(Records excerpted from a collection)
————

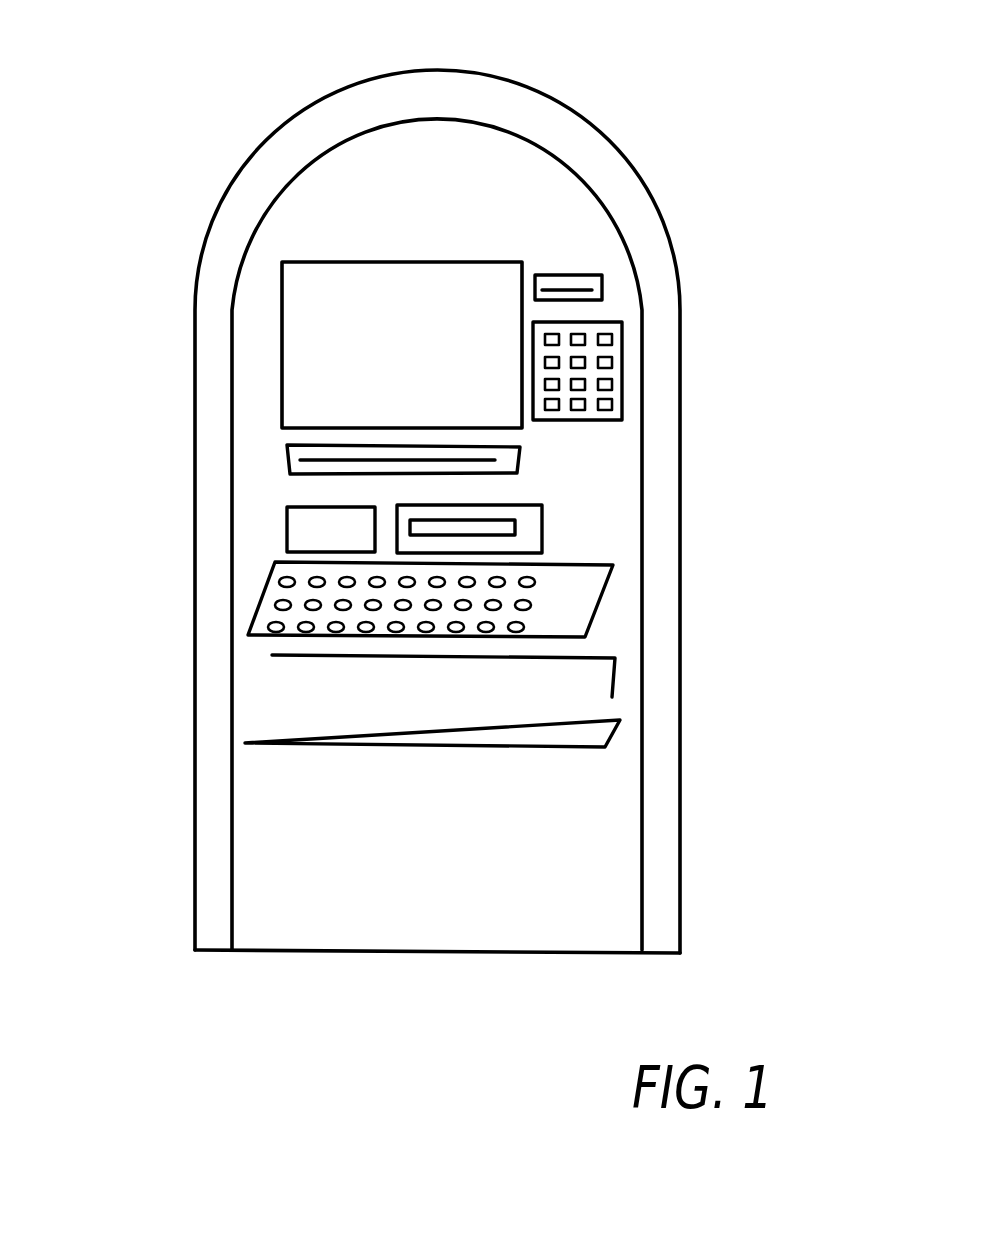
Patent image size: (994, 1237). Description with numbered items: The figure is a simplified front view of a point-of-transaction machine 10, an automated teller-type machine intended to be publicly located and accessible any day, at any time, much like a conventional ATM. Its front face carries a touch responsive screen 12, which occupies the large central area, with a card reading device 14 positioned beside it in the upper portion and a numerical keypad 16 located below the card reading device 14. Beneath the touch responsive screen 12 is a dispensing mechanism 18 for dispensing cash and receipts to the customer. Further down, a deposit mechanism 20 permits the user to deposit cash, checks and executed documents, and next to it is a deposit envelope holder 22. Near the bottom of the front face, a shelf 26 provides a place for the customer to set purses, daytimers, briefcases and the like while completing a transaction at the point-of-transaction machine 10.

The point-of-transaction machine 10 is at (214, 132).
The touch responsive screen 12 is at (297, 365).
The card reading device 14 is at (603, 287).
The numerical keypad 16 is at (617, 365).
The dispensing mechanism 18 is at (515, 462).
The deposit mechanism 20 is at (357, 530).
The deposit envelope holder 22 is at (530, 540).
The shelf 26 is at (585, 710).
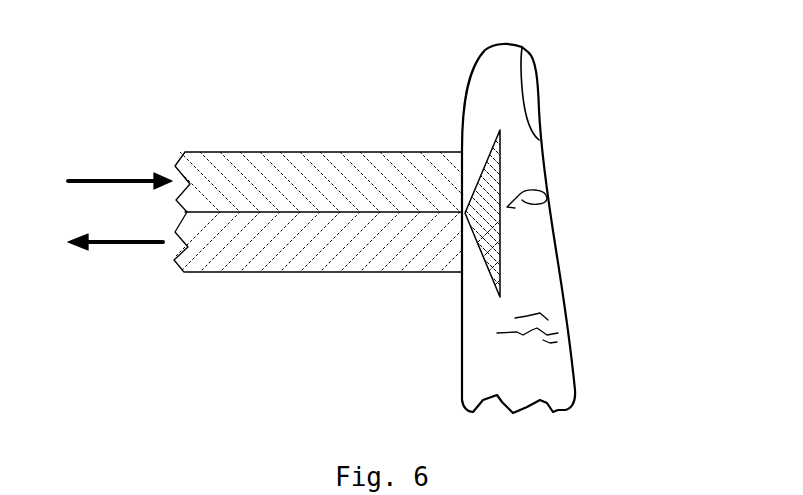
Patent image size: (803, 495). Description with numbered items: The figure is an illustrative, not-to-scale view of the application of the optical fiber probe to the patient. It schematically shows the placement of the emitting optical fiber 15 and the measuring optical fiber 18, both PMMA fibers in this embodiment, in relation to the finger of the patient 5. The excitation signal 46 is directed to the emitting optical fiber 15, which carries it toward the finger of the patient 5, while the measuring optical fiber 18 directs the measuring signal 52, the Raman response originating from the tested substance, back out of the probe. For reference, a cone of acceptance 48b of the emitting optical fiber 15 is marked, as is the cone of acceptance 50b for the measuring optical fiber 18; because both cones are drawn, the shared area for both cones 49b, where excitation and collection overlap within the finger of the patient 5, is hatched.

The finger of the patient 5 is at (568, 382).
The emitting optical fiber 15 is at (313, 185).
The measuring optical fiber 18 is at (310, 230).
The excitation signal 46 is at (115, 171).
The measuring signal 52 is at (118, 245).
The cone of acceptance of the emitting optical fiber 48b is at (500, 161).
The shared area for both cones 49b is at (500, 232).
The cone of acceptance for the measuring optical fiber 50b is at (500, 262).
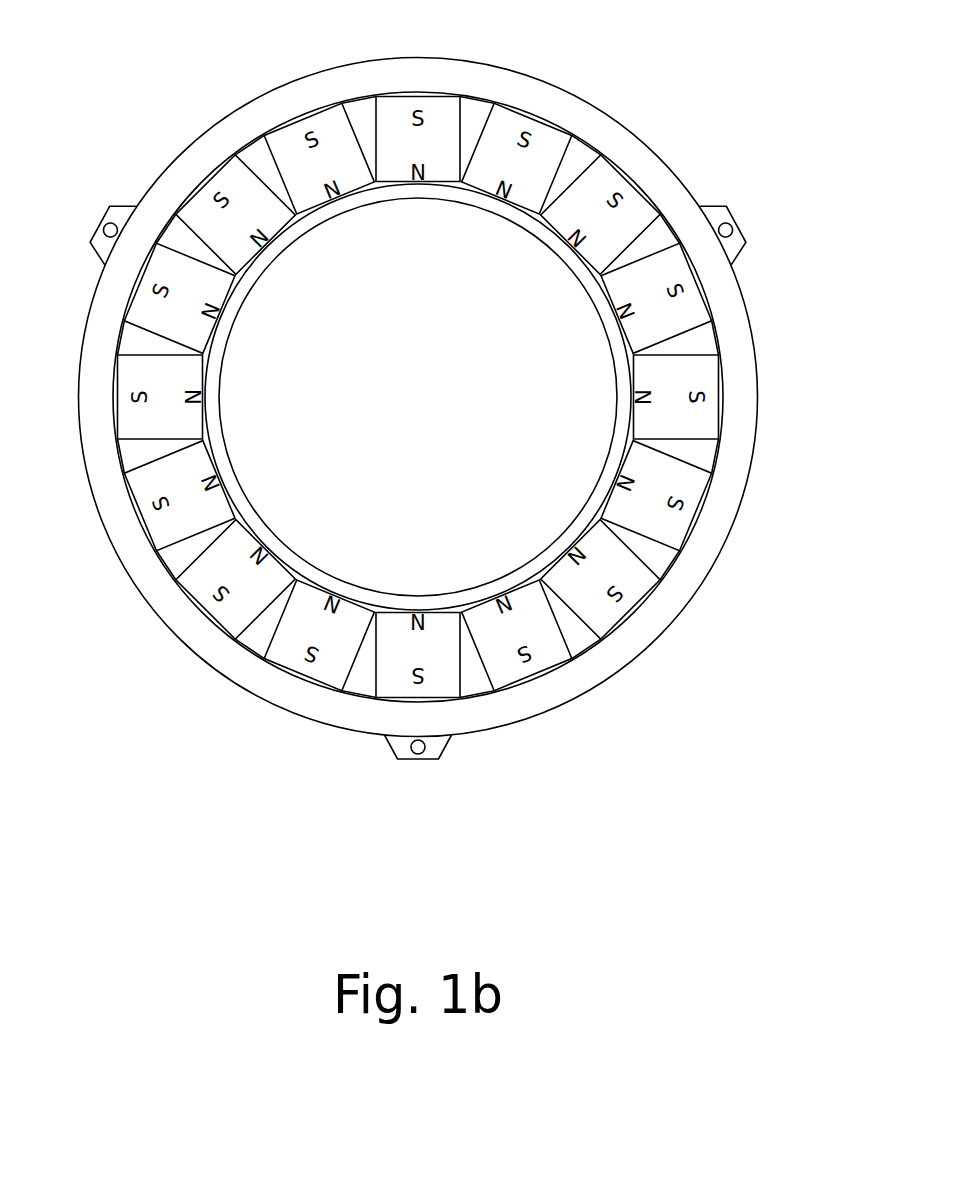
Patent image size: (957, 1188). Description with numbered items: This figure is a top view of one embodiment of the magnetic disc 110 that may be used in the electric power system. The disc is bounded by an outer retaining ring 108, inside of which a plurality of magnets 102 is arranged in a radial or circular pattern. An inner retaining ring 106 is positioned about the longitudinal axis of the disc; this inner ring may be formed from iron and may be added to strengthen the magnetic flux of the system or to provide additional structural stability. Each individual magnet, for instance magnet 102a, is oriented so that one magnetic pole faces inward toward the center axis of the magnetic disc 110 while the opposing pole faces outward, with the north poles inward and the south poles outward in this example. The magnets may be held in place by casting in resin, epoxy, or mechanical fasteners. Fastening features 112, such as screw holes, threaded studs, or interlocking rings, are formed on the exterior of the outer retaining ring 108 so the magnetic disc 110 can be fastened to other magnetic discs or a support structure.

The plurality of magnets 102 is at (538, 642).
The magnet 102a is at (210, 577).
The inner retaining ring 106 is at (551, 242).
The outer retaining ring 108 is at (287, 107).
The magnetic disc 110 is at (427, 472).
The fastening features 112 is at (725, 217).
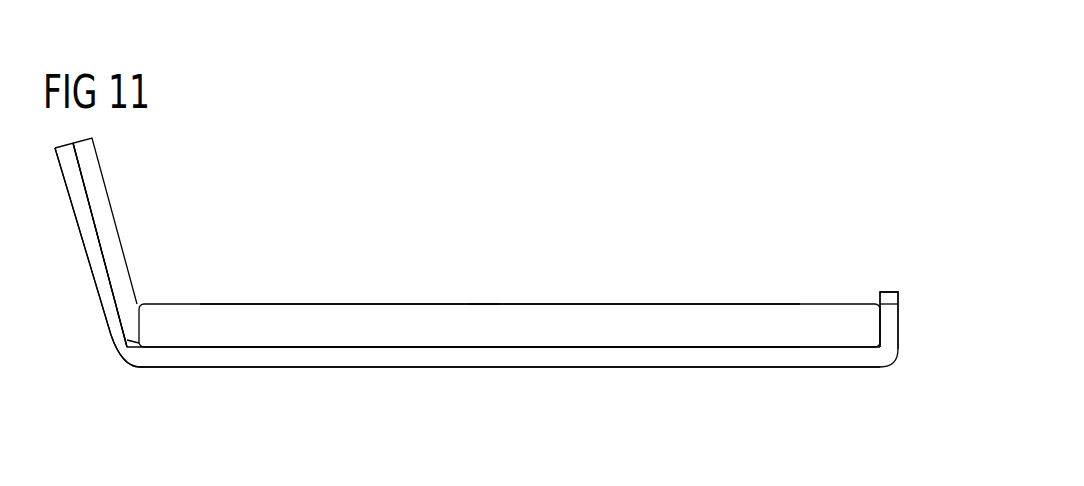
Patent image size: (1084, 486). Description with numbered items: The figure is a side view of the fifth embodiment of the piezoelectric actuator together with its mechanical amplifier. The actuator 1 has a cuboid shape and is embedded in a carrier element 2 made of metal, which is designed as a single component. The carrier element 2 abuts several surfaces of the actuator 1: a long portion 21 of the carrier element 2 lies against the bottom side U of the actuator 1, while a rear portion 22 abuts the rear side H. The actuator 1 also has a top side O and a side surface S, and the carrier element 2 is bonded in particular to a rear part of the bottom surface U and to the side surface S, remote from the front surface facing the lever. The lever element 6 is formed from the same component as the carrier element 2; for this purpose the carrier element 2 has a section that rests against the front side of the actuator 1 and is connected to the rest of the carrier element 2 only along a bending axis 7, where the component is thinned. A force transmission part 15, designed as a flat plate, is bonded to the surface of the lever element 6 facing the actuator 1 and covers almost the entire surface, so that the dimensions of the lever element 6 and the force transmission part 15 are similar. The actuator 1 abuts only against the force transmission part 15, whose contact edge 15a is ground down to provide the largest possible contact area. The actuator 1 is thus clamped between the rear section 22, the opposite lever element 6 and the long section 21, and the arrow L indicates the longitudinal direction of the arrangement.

The piezoelectric actuator 1 is at (490, 313).
The carrier element 2 is at (588, 357).
The long portion of the carrier element 21 is at (587, 392).
The rear portion of the carrier element 22 is at (890, 300).
The lever element 6 is at (95, 265).
The bending axis 7 is at (125, 362).
The force transmission part 15 is at (104, 206).
The contact edge 15a is at (137, 331).
The top side O is at (412, 303).
The bottom side U is at (362, 348).
The side surface S is at (485, 337).
The rear side H is at (884, 327).
The longitudinal direction L is at (857, 404).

————

• [Prompt] Please reproduce word for word the lines starting with the line that contains "Patent image size: (803, 495)." and going on through the line that contains "The finger of the patient 5 is at (568, 382).", including both of those lines.

• [Task answer]
Patent image size: (803, 495). Description with numbered items: The figure is an illustrative, not-to-scale view of the application of the optical fiber probe to the patient. It schematically shows the placement of the emitting optical fiber 15 and the measuring optical fiber 18, both PMMA fibers in this embodiment, in relation to the finger of the patient 5. The excitation signal 46 is directed to the emitting optical fiber 15, which carries it toward the finger of the patient 5, while the measuring optical fiber 18 directs the measuring signal 52, the Raman response originating from the tested substance, back out of the probe. For reference, a cone of acceptance 48b of the emitting optical fiber 15 is marked, as is the cone of acceptance 50b for the measuring optical fiber 18; because both cones are drawn, the shared area for both cones 49b, where excitation and collection overlap within the finger of the patient 5, is hatched.

The finger of the patient 5 is at (568, 382).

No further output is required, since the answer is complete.